- _WHAT YOU SHOULD DO_: Copy every record below, exactly as written.
** START OF RECORD SET **
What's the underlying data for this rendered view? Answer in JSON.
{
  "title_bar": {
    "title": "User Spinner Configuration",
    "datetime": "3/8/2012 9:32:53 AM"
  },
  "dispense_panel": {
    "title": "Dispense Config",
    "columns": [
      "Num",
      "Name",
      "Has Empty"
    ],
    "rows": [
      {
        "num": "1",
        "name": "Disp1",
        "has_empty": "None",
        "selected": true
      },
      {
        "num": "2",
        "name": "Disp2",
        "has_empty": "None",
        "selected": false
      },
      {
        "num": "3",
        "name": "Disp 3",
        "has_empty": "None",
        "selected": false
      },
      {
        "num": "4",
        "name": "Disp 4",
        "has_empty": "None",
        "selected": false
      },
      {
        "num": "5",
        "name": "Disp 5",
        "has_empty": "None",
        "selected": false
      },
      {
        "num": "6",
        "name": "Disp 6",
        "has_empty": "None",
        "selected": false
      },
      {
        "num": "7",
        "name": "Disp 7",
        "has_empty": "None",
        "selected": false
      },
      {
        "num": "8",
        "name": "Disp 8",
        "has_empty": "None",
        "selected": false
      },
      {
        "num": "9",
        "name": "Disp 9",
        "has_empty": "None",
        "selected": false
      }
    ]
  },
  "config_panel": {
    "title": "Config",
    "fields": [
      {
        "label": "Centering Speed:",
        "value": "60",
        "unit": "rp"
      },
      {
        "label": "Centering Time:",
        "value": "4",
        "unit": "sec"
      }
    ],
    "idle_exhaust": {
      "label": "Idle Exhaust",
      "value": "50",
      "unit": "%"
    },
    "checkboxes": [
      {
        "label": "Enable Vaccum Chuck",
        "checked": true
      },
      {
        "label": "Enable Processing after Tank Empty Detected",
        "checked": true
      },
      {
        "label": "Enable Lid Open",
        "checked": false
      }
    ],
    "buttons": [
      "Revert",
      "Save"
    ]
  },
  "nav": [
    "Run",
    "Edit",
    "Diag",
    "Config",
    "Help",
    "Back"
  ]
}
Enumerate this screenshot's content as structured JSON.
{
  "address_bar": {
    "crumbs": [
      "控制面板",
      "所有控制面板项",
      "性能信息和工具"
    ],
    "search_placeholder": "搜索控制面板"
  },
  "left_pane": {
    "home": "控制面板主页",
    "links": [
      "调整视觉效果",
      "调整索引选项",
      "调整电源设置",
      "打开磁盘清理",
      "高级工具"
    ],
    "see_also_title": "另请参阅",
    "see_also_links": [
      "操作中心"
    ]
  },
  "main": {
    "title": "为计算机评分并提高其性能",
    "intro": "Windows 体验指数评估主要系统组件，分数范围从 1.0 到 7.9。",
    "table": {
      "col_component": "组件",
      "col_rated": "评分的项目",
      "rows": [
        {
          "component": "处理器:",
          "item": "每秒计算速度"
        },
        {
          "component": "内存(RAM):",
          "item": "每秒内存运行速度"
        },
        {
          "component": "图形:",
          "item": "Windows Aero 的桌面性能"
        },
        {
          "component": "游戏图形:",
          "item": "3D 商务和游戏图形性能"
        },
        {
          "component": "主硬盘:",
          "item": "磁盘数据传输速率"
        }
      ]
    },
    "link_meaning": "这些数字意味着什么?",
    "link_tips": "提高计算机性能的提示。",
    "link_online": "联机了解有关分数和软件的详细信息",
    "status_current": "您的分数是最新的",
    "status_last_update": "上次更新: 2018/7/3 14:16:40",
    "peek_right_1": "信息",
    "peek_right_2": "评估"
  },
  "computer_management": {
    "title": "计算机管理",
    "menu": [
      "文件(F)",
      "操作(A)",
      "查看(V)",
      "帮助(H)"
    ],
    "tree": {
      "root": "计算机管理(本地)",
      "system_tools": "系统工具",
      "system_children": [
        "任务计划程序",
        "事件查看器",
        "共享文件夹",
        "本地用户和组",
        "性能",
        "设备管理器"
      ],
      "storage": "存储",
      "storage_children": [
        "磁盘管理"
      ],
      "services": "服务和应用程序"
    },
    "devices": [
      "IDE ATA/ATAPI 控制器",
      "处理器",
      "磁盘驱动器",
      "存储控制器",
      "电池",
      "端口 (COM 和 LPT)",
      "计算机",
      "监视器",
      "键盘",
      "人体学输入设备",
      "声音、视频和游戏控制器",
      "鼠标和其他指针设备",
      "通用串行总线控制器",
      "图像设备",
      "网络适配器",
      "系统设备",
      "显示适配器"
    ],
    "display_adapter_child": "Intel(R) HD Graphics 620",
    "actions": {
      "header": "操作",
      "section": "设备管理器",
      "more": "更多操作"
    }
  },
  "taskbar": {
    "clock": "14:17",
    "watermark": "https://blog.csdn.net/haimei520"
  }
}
** END OF RECORD SET **
- _EXERCISE RESPONSE_:
What's the underlying data for this rendered view? Answer in JSON.
{
  "title_bar": {
    "title": "User Spinner Configuration",
    "datetime": "3/8/2012 9:32:53 AM"
  },
  "dispense_panel": {
    "title": "Dispense Config",
    "columns": [
      "Num",
      "Name",
      "Has Empty"
    ],
    "rows": [
      {
        "num": "1",
        "name": "Disp1",
        "has_empty": "None",
        "selected": true
      },
      {
        "num": "2",
        "name": "Disp2",
        "has_empty": "None",
        "selected": false
      },
      {
        "num": "3",
        "name": "Disp 3",
        "has_empty": "None",
        "selected": false
      },
      {
        "num": "4",
        "name": "Disp 4",
        "has_empty": "None",
        "selected": false
      },
      {
        "num": "5",
        "name": "Disp 5",
        "has_empty": "None",
        "selected": false
      },
      {
        "num": "6",
        "name": "Disp 6",
        "has_empty": "None",
        "selected": false
      },
      {
        "num": "7",
        "name": "Disp 7",
        "has_empty": "None",
        "selected": false
      },
      {
        "num": "8",
        "name": "Disp 8",
        "has_empty": "None",
        "selected": false
      },
      {
        "num": "9",
        "name": "Disp 9",
        "has_empty": "None",
        "selected": false
      }
    ]
  },
  "config_panel": {
    "title": "Config",
    "fields": [
      {
        "label": "Centering Speed:",
        "value": "60",
        "unit": "rp"
      },
      {
        "label": "Centering Time:",
        "value": "4",
        "unit": "sec"
      }
    ],
    "idle_exhaust": {
      "label": "Idle Exhaust",
      "value": "50",
      "unit": "%"
    },
    "checkboxes": [
      {
        "label": "Enable Vaccum Chuck",
        "checked": true
      },
      {
        "label": "Enable Processing after Tank Empty Detected",
        "checked": true
      },
      {
        "label": "Enable Lid Open",
        "checked": false
      }
    ],
    "buttons": [
      "Revert",
      "Save"
    ]
  },
  "nav": [
    "Run",
    "Edit",
    "Diag",
    "Config",
    "Help",
    "Back"
  ]
}
Enumerate this screenshot's content as structured JSON.
{
  "address_bar": {
    "crumbs": [
      "控制面板",
      "所有控制面板项",
      "性能信息和工具"
    ],
    "search_placeholder": "搜索控制面板"
  },
  "left_pane": {
    "home": "控制面板主页",
    "links": [
      "调整视觉效果",
      "调整索引选项",
      "调整电源设置",
      "打开磁盘清理",
      "高级工具"
    ],
    "see_also_title": "另请参阅",
    "see_also_links": [
      "操作中心"
    ]
  },
  "main": {
    "title": "为计算机评分并提高其性能",
    "intro": "Windows 体验指数评估主要系统组件，分数范围从 1.0 到 7.9。",
    "table": {
      "col_component": "组件",
      "col_rated": "评分的项目",
      "rows": [
        {
          "component": "处理器:",
          "item": "每秒计算速度"
        },
        {
          "component": "内存(RAM):",
          "item": "每秒内存运行速度"
        },
        {
          "component": "图形:",
          "item": "Windows Aero 的桌面性能"
        },
        {
          "component": "游戏图形:",
          "item": "3D 商务和游戏图形性能"
        },
        {
          "component": "主硬盘:",
          "item": "磁盘数据传输速率"
        }
      ]
    },
    "link_meaning": "这些数字意味着什么?",
    "link_tips": "提高计算机性能的提示。",
    "link_online": "联机了解有关分数和软件的详细信息",
    "status_current": "您的分数是最新的",
    "status_last_update": "上次更新: 2018/7/3 14:16:40",
    "peek_right_1": "信息",
    "peek_right_2": "评估"
  },
  "computer_management": {
    "title": "计算机管理",
    "menu": [
      "文件(F)",
      "操作(A)",
      "查看(V)",
      "帮助(H)"
    ],
    "tree": {
      "root": "计算机管理(本地)",
      "system_tools": "系统工具",
      "system_children": [
        "任务计划程序",
        "事件查看器",
        "共享文件夹",
        "本地用户和组",
        "性能",
        "设备管理器"
      ],
      "storage": "存储",
      "storage_children": [
        "磁盘管理"
      ],
      "services": "服务和应用程序"
    },
    "devices": [
      "IDE ATA/ATAPI 控制器",
      "处理器",
      "磁盘驱动器",
      "存储控制器",
      "电池",
      "端口 (COM 和 LPT)",
      "计算机",
      "监视器",
      "键盘",
      "人体学输入设备",
      "声音、视频和游戏控制器",
      "鼠标和其他指针设备",
      "通用串行总线控制器",
      "图像设备",
      "网络适配器",
      "系统设备",
      "显示适配器"
    ],
    "display_adapter_child": "Intel(R) HD Graphics 620",
    "actions": {
      "header": "操作",
      "section": "设备管理器",
      "more": "更多操作"
    }
  },
  "taskbar": {
    "clock": "14:17",
    "watermark": "https://blog.csdn.net/haimei520"
  }
}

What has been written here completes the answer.